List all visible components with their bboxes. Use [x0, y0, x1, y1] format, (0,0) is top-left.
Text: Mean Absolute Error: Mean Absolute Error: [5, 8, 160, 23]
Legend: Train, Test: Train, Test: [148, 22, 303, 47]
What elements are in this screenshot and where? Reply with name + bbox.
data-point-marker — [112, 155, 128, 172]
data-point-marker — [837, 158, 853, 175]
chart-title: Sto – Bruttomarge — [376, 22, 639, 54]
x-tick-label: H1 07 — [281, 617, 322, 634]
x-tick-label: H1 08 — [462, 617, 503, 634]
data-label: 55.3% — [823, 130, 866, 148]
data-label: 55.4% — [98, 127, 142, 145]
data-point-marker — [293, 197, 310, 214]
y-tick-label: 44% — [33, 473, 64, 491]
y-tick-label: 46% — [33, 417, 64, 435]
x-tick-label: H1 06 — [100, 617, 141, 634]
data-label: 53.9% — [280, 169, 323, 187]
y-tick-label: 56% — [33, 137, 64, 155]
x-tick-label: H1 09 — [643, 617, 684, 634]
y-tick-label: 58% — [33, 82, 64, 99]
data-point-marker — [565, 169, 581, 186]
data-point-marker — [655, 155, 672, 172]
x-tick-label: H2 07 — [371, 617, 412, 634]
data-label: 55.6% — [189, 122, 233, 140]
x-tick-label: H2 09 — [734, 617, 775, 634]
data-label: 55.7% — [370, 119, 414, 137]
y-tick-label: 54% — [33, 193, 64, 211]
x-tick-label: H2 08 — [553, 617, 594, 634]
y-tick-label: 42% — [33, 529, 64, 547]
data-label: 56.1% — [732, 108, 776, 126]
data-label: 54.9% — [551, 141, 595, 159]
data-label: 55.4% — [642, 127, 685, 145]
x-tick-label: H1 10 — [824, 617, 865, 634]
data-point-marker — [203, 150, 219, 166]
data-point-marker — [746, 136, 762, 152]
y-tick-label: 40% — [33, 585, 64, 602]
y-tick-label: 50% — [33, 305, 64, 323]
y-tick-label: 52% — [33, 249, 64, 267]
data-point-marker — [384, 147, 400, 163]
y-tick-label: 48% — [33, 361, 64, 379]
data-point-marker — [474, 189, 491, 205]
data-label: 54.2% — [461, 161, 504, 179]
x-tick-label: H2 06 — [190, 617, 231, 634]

---

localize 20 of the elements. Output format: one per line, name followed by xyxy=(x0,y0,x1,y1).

▶ _Given request_: Starting with the line with "What elements are" and going on through the line with "data-point-marker — [293, 197, 310, 214]", write those entry lines out again with "x-tick-label" swapped for "x-axis-label" and everything else unchanged.

▶ _Reply to the task_:
What elements are in this screenshot and where? Reply with name + bbox.
data-point-marker — [112, 155, 128, 172]
data-point-marker — [837, 158, 853, 175]
chart-title: Sto – Bruttomarge — [376, 22, 639, 54]
x-axis-label: H1 07 — [281, 617, 322, 634]
x-axis-label: H1 08 — [462, 617, 503, 634]
data-label: 55.3% — [823, 130, 866, 148]
data-label: 55.4% — [98, 127, 142, 145]
data-point-marker — [293, 197, 310, 214]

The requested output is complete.